— Directive —
Count how many lines hold the word "России" and give that number as the whole answer.

— Task material —
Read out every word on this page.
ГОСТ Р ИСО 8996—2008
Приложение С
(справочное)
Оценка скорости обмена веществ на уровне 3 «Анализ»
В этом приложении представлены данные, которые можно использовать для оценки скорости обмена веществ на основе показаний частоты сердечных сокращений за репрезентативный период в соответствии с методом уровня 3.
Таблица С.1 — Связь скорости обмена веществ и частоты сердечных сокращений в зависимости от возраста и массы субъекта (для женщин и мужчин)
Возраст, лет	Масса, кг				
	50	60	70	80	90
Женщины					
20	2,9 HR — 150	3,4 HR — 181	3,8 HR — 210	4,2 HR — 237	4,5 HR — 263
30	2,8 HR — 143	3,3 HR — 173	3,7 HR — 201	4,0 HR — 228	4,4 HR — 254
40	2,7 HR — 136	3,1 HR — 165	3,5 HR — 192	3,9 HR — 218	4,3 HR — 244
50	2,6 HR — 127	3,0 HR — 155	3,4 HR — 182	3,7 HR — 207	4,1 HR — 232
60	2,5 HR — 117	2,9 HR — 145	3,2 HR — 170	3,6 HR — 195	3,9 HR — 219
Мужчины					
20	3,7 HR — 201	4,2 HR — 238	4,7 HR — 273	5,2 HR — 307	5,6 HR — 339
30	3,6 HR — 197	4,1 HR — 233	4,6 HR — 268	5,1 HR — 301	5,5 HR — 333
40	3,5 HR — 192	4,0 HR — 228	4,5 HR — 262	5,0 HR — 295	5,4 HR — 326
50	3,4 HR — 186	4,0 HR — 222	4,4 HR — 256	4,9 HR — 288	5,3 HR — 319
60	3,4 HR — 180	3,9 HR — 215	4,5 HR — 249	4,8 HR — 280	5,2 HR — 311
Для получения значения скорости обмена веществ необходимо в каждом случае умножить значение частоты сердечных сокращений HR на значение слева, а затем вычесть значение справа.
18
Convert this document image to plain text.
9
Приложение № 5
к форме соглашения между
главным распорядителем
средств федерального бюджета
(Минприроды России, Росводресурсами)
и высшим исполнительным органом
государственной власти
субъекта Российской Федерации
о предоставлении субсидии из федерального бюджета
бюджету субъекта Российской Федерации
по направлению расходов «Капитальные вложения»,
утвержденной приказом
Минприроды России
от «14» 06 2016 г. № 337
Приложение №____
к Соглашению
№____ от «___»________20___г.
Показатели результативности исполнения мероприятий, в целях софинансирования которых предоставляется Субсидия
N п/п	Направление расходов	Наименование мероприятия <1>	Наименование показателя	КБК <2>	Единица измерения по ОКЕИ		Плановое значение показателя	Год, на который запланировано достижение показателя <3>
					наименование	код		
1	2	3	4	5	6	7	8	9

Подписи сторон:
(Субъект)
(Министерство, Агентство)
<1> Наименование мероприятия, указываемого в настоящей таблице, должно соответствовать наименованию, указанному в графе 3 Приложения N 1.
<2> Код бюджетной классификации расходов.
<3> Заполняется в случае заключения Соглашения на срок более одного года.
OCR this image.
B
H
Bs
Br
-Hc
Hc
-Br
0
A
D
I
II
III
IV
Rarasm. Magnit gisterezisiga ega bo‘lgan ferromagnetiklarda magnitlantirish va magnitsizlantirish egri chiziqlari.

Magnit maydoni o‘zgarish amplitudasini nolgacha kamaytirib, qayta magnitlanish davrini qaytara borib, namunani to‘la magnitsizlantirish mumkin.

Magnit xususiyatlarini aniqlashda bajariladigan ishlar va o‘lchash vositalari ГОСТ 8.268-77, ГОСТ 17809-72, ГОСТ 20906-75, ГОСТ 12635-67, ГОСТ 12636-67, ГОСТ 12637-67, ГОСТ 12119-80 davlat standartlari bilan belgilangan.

— Solution to the problem —
2